Your objective: Will you output the entries below exactly, skipping every image they contain?

Supplied data:
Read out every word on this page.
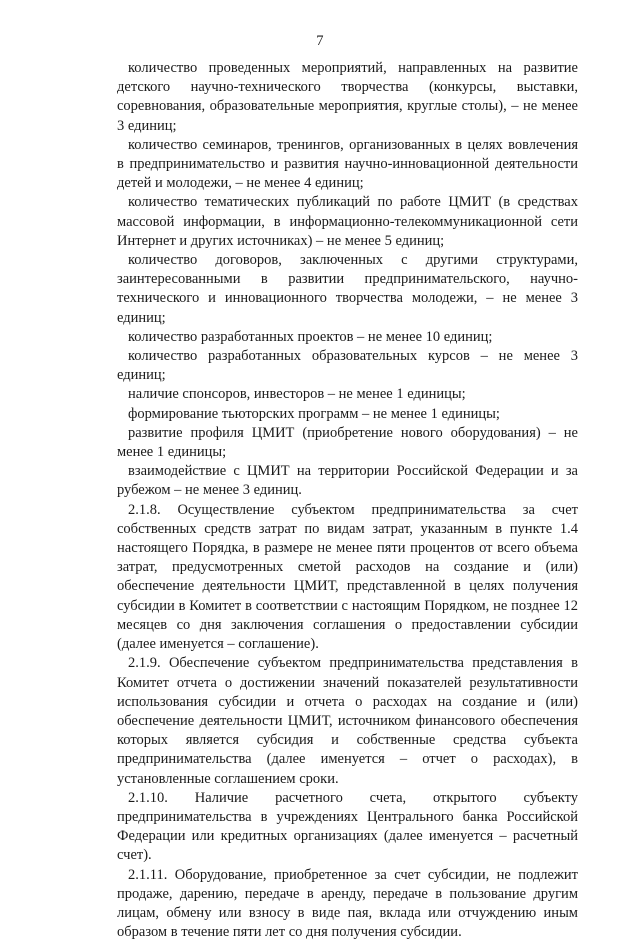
7

количество проведенных мероприятий, направленных на развитие детского научно-технического творчества (конкурсы, выставки, соревнования, образовательные мероприятия, круглые столы), – не менее 3 единиц;

количество семинаров, тренингов, организованных в целях вовлечения в предпринимательство и развития научно-инновационной деятельности детей и молодежи, – не менее 4 единиц;

количество тематических публикаций по работе ЦМИТ (в средствах массовой информации, в информационно-телекоммуникационной сети Интернет и других источниках) – не менее 5 единиц;

количество договоров, заключенных с другими структурами, заинтересованными в развитии предпринимательского, научно-технического и инновационного творчества молодежи, – не менее 3 единиц;

количество разработанных проектов – не менее 10 единиц;

количество разработанных образовательных курсов – не менее 3 единиц;

наличие спонсоров, инвесторов – не менее 1 единицы;

формирование тьюторских программ – не менее 1 единицы;

развитие профиля ЦМИТ (приобретение нового оборудования) – не менее 1 единицы;

взаимодействие с ЦМИТ на территории Российской Федерации и за рубежом – не менее 3 единиц.

2.1.8. Осуществление субъектом предпринимательства за счет собственных средств затрат по видам затрат, указанным в пункте 1.4 настоящего Порядка, в размере не менее пяти процентов от всего объема затрат, предусмотренных сметой расходов на создание и (или) обеспечение деятельности ЦМИТ, представленной в целях получения субсидии в Комитет в соответствии с настоящим Порядком, не позднее 12 месяцев со дня заключения соглашения о предоставлении субсидии (далее именуется – соглашение).

2.1.9. Обеспечение субъектом предпринимательства представления в Комитет отчета о достижении значений показателей результативности использования субсидии и отчета о расходах на создание и (или) обеспечение деятельности ЦМИТ, источником финансового обеспечения которых является субсидия и собственные средства субъекта предпринимательства (далее именуется – отчет о расходах), в установленные соглашением сроки.

2.1.10. Наличие расчетного счета, открытого субъекту предпринимательства в учреждениях Центрального банка Российской Федерации или кредитных организациях (далее именуется – расчетный счет).

2.1.11. Оборудование, приобретенное за счет субсидии, не подлежит продаже, дарению, передаче в аренду, передаче в пользование другим лицам, обмену или взносу в виде пая, вклада или отчуждению иным образом в течение пяти лет со дня получения субсидии.
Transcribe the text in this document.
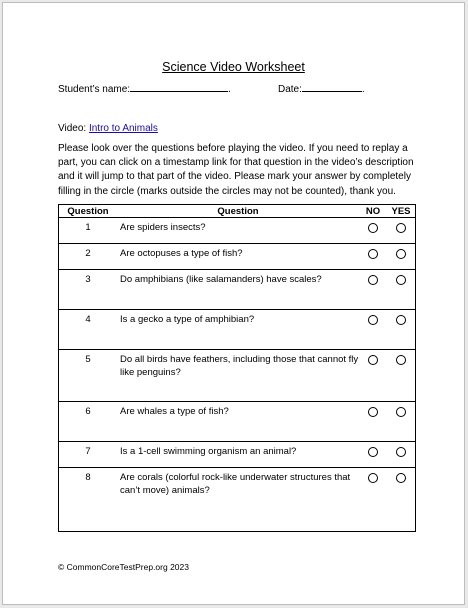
Science Video Worksheet
Student’s name:	.	Date:	.
Video: Intro to Animals
Please look over the questions before playing the video. If you need to replay a part, you can click on a timestamp link for that question in the video’s description and it will jump to that part of the video. Please mark your answer by completely filling in the circle (marks outside the circles may not be counted), thank you.
Question	Question	NO	YES
1	Are spiders insects?		
2	Are octopuses a type of fish?		
3	Do amphibians (like salamanders) have scales?		
4	Is a gecko a type of amphibian?		
5	Do all birds have feathers, including those that cannot fly like penguins?		
6	Are whales a type of fish?		
7	Is a 1-cell swimming organism an animal?		
8	Are corals (colorful rock-like underwater structures that can’t move) animals?		
© CommonCoreTestPrep.org 2023
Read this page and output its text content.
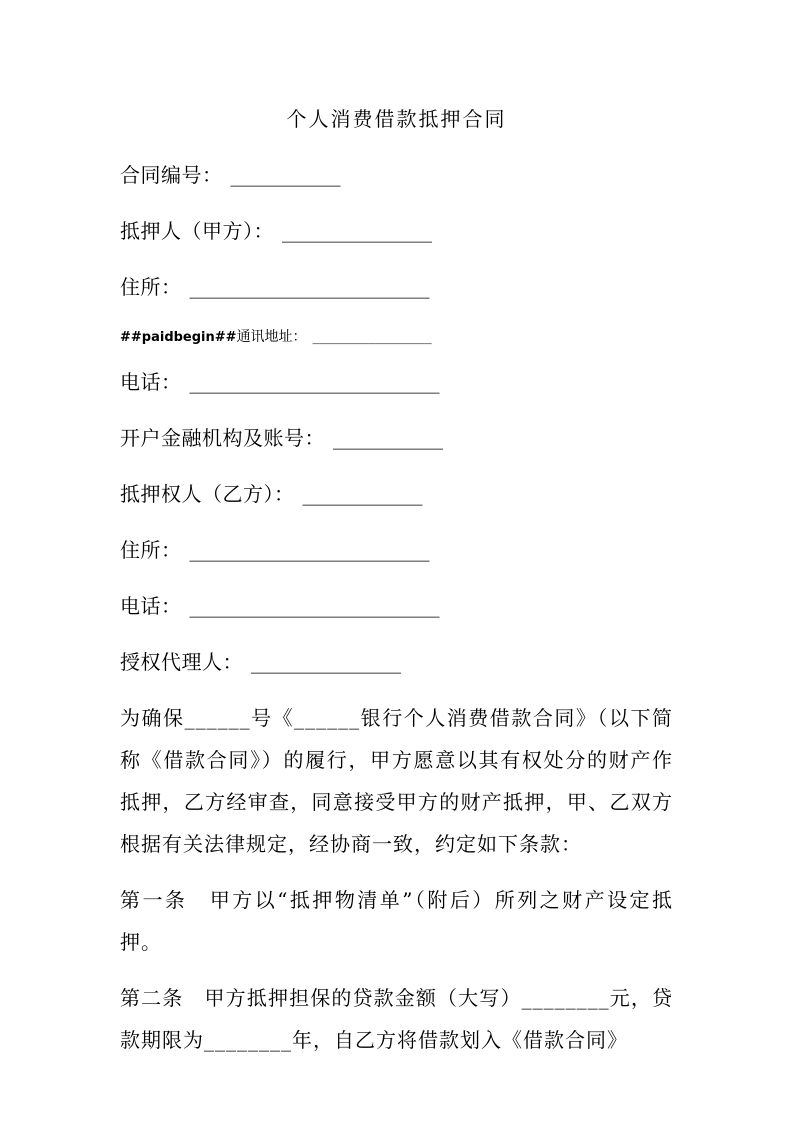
个人消费借款抵押合同

合同编号： ___________

抵押人（甲方）： _______________

住所： ________________________

##paidbegin##通讯地址： _________________

电话： _________________________

开户金融机构及账号： ___________

抵押权人（乙方）： ____________

住所： ________________________

电话： _________________________

授权代理人： _______________

为确保______号《______银行个人消费借款合同》（以下简称《借款合同》）的履行，甲方愿意以其有权处分的财产作抵押，乙方经审查，同意接受甲方的财产抵押，甲、乙双方根据有关法律规定，经协商一致，约定如下条款：

第一条　甲方以“抵押物清单”（附后）所列之财产设定抵押。

第二条　甲方抵押担保的贷款金额（大写）________元，贷款期限为________年，自乙方将借款划入《借款合同》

Answer to the problem:
Read out every word on this page.
7

количество проведенных мероприятий, направленных на развитие детского научно-технического творчества (конкурсы, выставки, соревнования, образовательные мероприятия, круглые столы), – не менее 3 единиц;

количество семинаров, тренингов, организованных в целях вовлечения в предпринимательство и развития научно-инновационной деятельности детей и молодежи, – не менее 4 единиц;

количество тематических публикаций по работе ЦМИТ (в средствах массовой информации, в информационно-телекоммуникационной сети Интернет и других источниках) – не менее 5 единиц;

количество договоров, заключенных с другими структурами, заинтересованными в развитии предпринимательского, научно-технического и инновационного творчества молодежи, – не менее 3 единиц;

количество разработанных проектов – не менее 10 единиц;

количество разработанных образовательных курсов – не менее 3 единиц;

наличие спонсоров, инвесторов – не менее 1 единицы;

формирование тьюторских программ – не менее 1 единицы;

развитие профиля ЦМИТ (приобретение нового оборудования) – не менее 1 единицы;

взаимодействие с ЦМИТ на территории Российской Федерации и за рубежом – не менее 3 единиц.

2.1.8. Осуществление субъектом предпринимательства за счет собственных средств затрат по видам затрат, указанным в пункте 1.4 настоящего Порядка, в размере не менее пяти процентов от всего объема затрат, предусмотренных сметой расходов на создание и (или) обеспечение деятельности ЦМИТ, представленной в целях получения субсидии в Комитет в соответствии с настоящим Порядком, не позднее 12 месяцев со дня заключения соглашения о предоставлении субсидии (далее именуется – соглашение).

2.1.9. Обеспечение субъектом предпринимательства представления в Комитет отчета о достижении значений показателей результативности использования субсидии и отчета о расходах на создание и (или) обеспечение деятельности ЦМИТ, источником финансового обеспечения которых является субсидия и собственные средства субъекта предпринимательства (далее именуется – отчет о расходах), в установленные соглашением сроки.

2.1.10. Наличие расчетного счета, открытого субъекту предпринимательства в учреждениях Центрального банка Российской Федерации или кредитных организациях (далее именуется – расчетный счет).

2.1.11. Оборудование, приобретенное за счет субсидии, не подлежит продаже, дарению, передаче в аренду, передаче в пользование другим лицам, обмену или взносу в виде пая, вклада или отчуждению иным образом в течение пяти лет со дня получения субсидии.
Transcribe the text in this document.
Science Video Worksheet
Student’s name:	.	Date:	.
Video: Intro to Animals
Please look over the questions before playing the video. If you need to replay a part, you can click on a timestamp link for that question in the video’s description and it will jump to that part of the video. Please mark your answer by completely filling in the circle (marks outside the circles may not be counted), thank you.
Question	Question	NO	YES
1	Are spiders insects?		
2	Are octopuses a type of fish?		
3	Do amphibians (like salamanders) have scales?		
4	Is a gecko a type of amphibian?		
5	Do all birds have feathers, including those that cannot fly like penguins?		
6	Are whales a type of fish?		
7	Is a 1-cell swimming organism an animal?		
8	Are corals (colorful rock-like underwater structures that can’t move) animals?		
© CommonCoreTestPrep.org 2023
Read this page and output its text content.
个人消费借款抵押合同

合同编号： ___________

抵押人（甲方）： _______________

住所： ________________________

##paidbegin##通讯地址： _________________

电话： _________________________

开户金融机构及账号： ___________

抵押权人（乙方）： ____________

住所： ________________________

电话： _________________________

授权代理人： _______________

为确保______号《______银行个人消费借款合同》（以下简称《借款合同》）的履行，甲方愿意以其有权处分的财产作抵押，乙方经审查，同意接受甲方的财产抵押，甲、乙双方根据有关法律规定，经协商一致，约定如下条款：

第一条　甲方以“抵押物清单”（附后）所列之财产设定抵押。

第二条　甲方抵押担保的贷款金额（大写）________元，贷款期限为________年，自乙方将借款划入《借款合同》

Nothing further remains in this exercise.